> _Exercise instructions_: Set down all of the entries word for word, omitting the images they contain.
--- START The records ---
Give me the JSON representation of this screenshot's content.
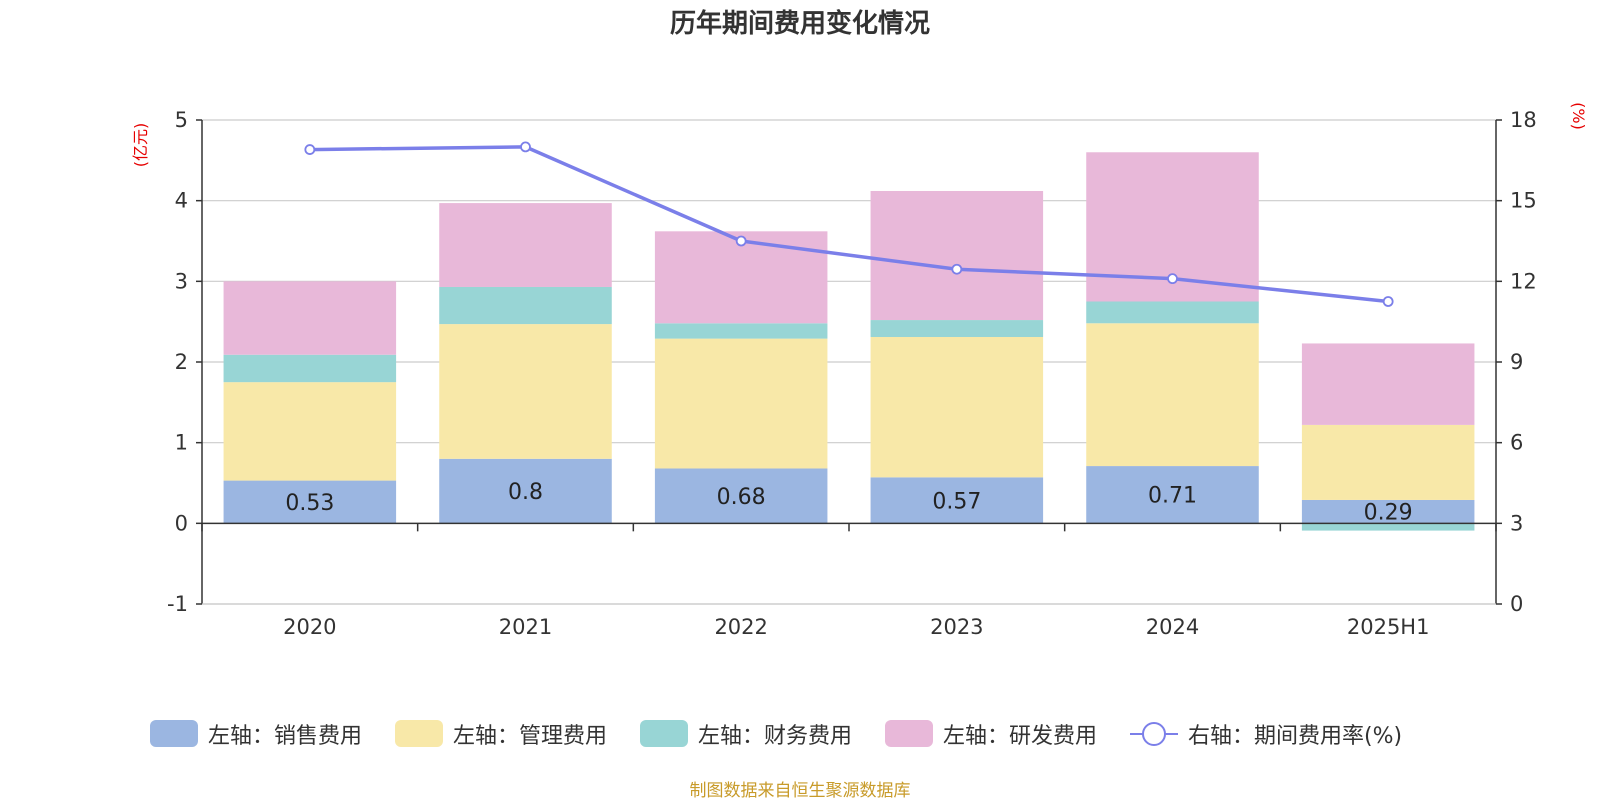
{
  "chart_data": {
    "type": "bar",
    "title": "历年期间费用变化情况",
    "left_unit": "(亿元)",
    "right_unit": "(%)",
    "categories": [
      "2020",
      "2021",
      "2022",
      "2023",
      "2024",
      "2025H1"
    ],
    "left_axis": {
      "min": -1,
      "max": 5,
      "ticks": [
        -1,
        0,
        1,
        2,
        3,
        4,
        5
      ]
    },
    "right_axis": {
      "min": 0,
      "max": 18,
      "ticks": [
        0,
        3,
        6,
        9,
        12,
        15,
        18
      ]
    },
    "stacked": true,
    "grid": true,
    "legend_position": "bottom",
    "series": [
      {
        "name": "左轴：销售费用",
        "type": "bar",
        "axis": "left",
        "color": "#9bb6e1",
        "values": [
          0.53,
          0.8,
          0.68,
          0.57,
          0.71,
          0.29
        ],
        "show_labels": true
      },
      {
        "name": "左轴：管理费用",
        "type": "bar",
        "axis": "left",
        "color": "#f8e8a8",
        "values": [
          1.22,
          1.67,
          1.61,
          1.74,
          1.77,
          0.93
        ]
      },
      {
        "name": "左轴：财务费用",
        "type": "bar",
        "axis": "left",
        "color": "#98d5d5",
        "values": [
          0.34,
          0.46,
          0.19,
          0.21,
          0.27,
          -0.09
        ]
      },
      {
        "name": "左轴：研发费用",
        "type": "bar",
        "axis": "left",
        "color": "#e8b8d9",
        "values": [
          0.91,
          1.04,
          1.14,
          1.6,
          1.85,
          1.01
        ]
      },
      {
        "name": "右轴：期间费用率(%)",
        "type": "line",
        "axis": "right",
        "color": "#7b7fe9",
        "values": [
          16.9,
          17.0,
          13.5,
          12.45,
          12.1,
          11.25
        ]
      }
    ],
    "source": "制图数据来自恒生聚源数据库"
  }
}
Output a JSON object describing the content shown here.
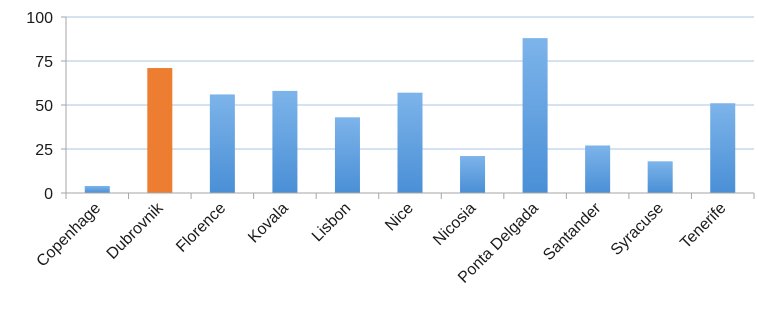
{
  "chart_data": {
    "type": "bar",
    "categories": [
      "Copenhage",
      "Dubrovnik",
      "Florence",
      "Kovala",
      "Lisbon",
      "Nice",
      "Nicosia",
      "Ponta Delgada",
      "Santander",
      "Syracuse",
      "Tenerife"
    ],
    "values": [
      4,
      71,
      56,
      58,
      43,
      57,
      21,
      88,
      27,
      18,
      51
    ],
    "highlight_index": 1,
    "ylim": [
      0,
      100
    ],
    "yticks": [
      0,
      25,
      50,
      75,
      100
    ],
    "title": "",
    "xlabel": "",
    "ylabel": "",
    "grid": true,
    "legend": "none",
    "colors": {
      "bar": "#4a8fd6",
      "bar_light": "#7db4ea",
      "highlight": "#ed7d31",
      "gridline": "#a9c4e4",
      "axis": "#a6a6a6"
    }
  }
}
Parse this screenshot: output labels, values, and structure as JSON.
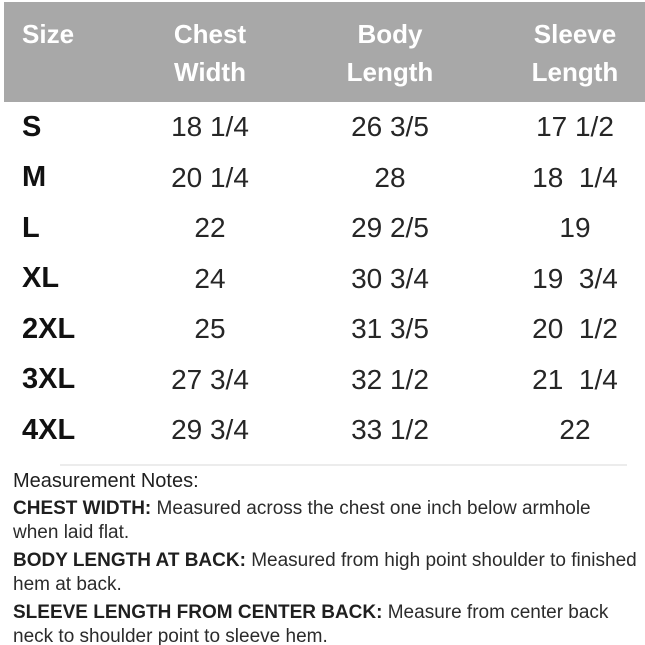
{
  "table": {
    "columns": [
      "Size",
      "Chest Width",
      "Body Length",
      "Sleeve Length"
    ],
    "rows": [
      {
        "size": "S",
        "chest": "18 1/4",
        "body": "26 3/5",
        "sleeve": "17 1/2"
      },
      {
        "size": "M",
        "chest": "20 1/4",
        "body": "28",
        "sleeve": "18  1/4"
      },
      {
        "size": "L",
        "chest": "22",
        "body": "29 2/5",
        "sleeve": "19"
      },
      {
        "size": "XL",
        "chest": "24",
        "body": "30 3/4",
        "sleeve": "19  3/4"
      },
      {
        "size": "2XL",
        "chest": "25",
        "body": "31 3/5",
        "sleeve": "20  1/2"
      },
      {
        "size": "3XL",
        "chest": "27 3/4",
        "body": "32 1/2",
        "sleeve": "21  1/4"
      },
      {
        "size": "4XL",
        "chest": "29 3/4",
        "body": "33 1/2",
        "sleeve": "22"
      }
    ]
  },
  "notes": {
    "title": "Measurement Notes:",
    "items": [
      {
        "label": "CHEST WIDTH:",
        "text": "Measured across the chest one inch below armhole when laid flat."
      },
      {
        "label": "BODY LENGTH AT BACK:",
        "text": "Measured from high point shoulder to finished hem at back."
      },
      {
        "label": "SLEEVE LENGTH FROM CENTER BACK:",
        "text": "Measure from center back neck to shoulder point to sleeve hem."
      }
    ]
  },
  "colors": {
    "header_bg": "#a8a8a8",
    "header_text": "#ffffff",
    "body_text": "#262626"
  }
}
--- END The records ---
> _Problem solution_:
Give me the JSON representation of this screenshot's content.
{
  "chart_data": {
    "type": "bar",
    "title": "历年期间费用变化情况",
    "left_unit": "(亿元)",
    "right_unit": "(%)",
    "categories": [
      "2020",
      "2021",
      "2022",
      "2023",
      "2024",
      "2025H1"
    ],
    "left_axis": {
      "min": -1,
      "max": 5,
      "ticks": [
        -1,
        0,
        1,
        2,
        3,
        4,
        5
      ]
    },
    "right_axis": {
      "min": 0,
      "max": 18,
      "ticks": [
        0,
        3,
        6,
        9,
        12,
        15,
        18
      ]
    },
    "stacked": true,
    "grid": true,
    "legend_position": "bottom",
    "series": [
      {
        "name": "左轴：销售费用",
        "type": "bar",
        "axis": "left",
        "color": "#9bb6e1",
        "values": [
          0.53,
          0.8,
          0.68,
          0.57,
          0.71,
          0.29
        ],
        "show_labels": true
      },
      {
        "name": "左轴：管理费用",
        "type": "bar",
        "axis": "left",
        "color": "#f8e8a8",
        "values": [
          1.22,
          1.67,
          1.61,
          1.74,
          1.77,
          0.93
        ]
      },
      {
        "name": "左轴：财务费用",
        "type": "bar",
        "axis": "left",
        "color": "#98d5d5",
        "values": [
          0.34,
          0.46,
          0.19,
          0.21,
          0.27,
          -0.09
        ]
      },
      {
        "name": "左轴：研发费用",
        "type": "bar",
        "axis": "left",
        "color": "#e8b8d9",
        "values": [
          0.91,
          1.04,
          1.14,
          1.6,
          1.85,
          1.01
        ]
      },
      {
        "name": "右轴：期间费用率(%)",
        "type": "line",
        "axis": "right",
        "color": "#7b7fe9",
        "values": [
          16.9,
          17.0,
          13.5,
          12.45,
          12.1,
          11.25
        ]
      }
    ],
    "source": "制图数据来自恒生聚源数据库"
  }
}
Output a JSON object describing the content shown here.
{
  "chart_data": {
    "type": "bar",
    "categories": [
      "Copenhage",
      "Dubrovnik",
      "Florence",
      "Kovala",
      "Lisbon",
      "Nice",
      "Nicosia",
      "Ponta Delgada",
      "Santander",
      "Syracuse",
      "Tenerife"
    ],
    "values": [
      4,
      71,
      56,
      58,
      43,
      57,
      21,
      88,
      27,
      18,
      51
    ],
    "highlight_index": 1,
    "ylim": [
      0,
      100
    ],
    "yticks": [
      0,
      25,
      50,
      75,
      100
    ],
    "title": "",
    "xlabel": "",
    "ylabel": "",
    "grid": true,
    "legend": "none",
    "colors": {
      "bar": "#4a8fd6",
      "bar_light": "#7db4ea",
      "highlight": "#ed7d31",
      "gridline": "#a9c4e4",
      "axis": "#a6a6a6"
    }
  }
}
Parse this screenshot: output labels, values, and structure as JSON.
{
  "table": {
    "columns": [
      "Size",
      "Chest Width",
      "Body Length",
      "Sleeve Length"
    ],
    "rows": [
      {
        "size": "S",
        "chest": "18 1/4",
        "body": "26 3/5",
        "sleeve": "17 1/2"
      },
      {
        "size": "M",
        "chest": "20 1/4",
        "body": "28",
        "sleeve": "18  1/4"
      },
      {
        "size": "L",
        "chest": "22",
        "body": "29 2/5",
        "sleeve": "19"
      },
      {
        "size": "XL",
        "chest": "24",
        "body": "30 3/4",
        "sleeve": "19  3/4"
      },
      {
        "size": "2XL",
        "chest": "25",
        "body": "31 3/5",
        "sleeve": "20  1/2"
      },
      {
        "size": "3XL",
        "chest": "27 3/4",
        "body": "32 1/2",
        "sleeve": "21  1/4"
      },
      {
        "size": "4XL",
        "chest": "29 3/4",
        "body": "33 1/2",
        "sleeve": "22"
      }
    ]
  },
  "notes": {
    "title": "Measurement Notes:",
    "items": [
      {
        "label": "CHEST WIDTH:",
        "text": "Measured across the chest one inch below armhole when laid flat."
      },
      {
        "label": "BODY LENGTH AT BACK:",
        "text": "Measured from high point shoulder to finished hem at back."
      },
      {
        "label": "SLEEVE LENGTH FROM CENTER BACK:",
        "text": "Measure from center back neck to shoulder point to sleeve hem."
      }
    ]
  },
  "colors": {
    "header_bg": "#a8a8a8",
    "header_text": "#ffffff",
    "body_text": "#262626"
  }
}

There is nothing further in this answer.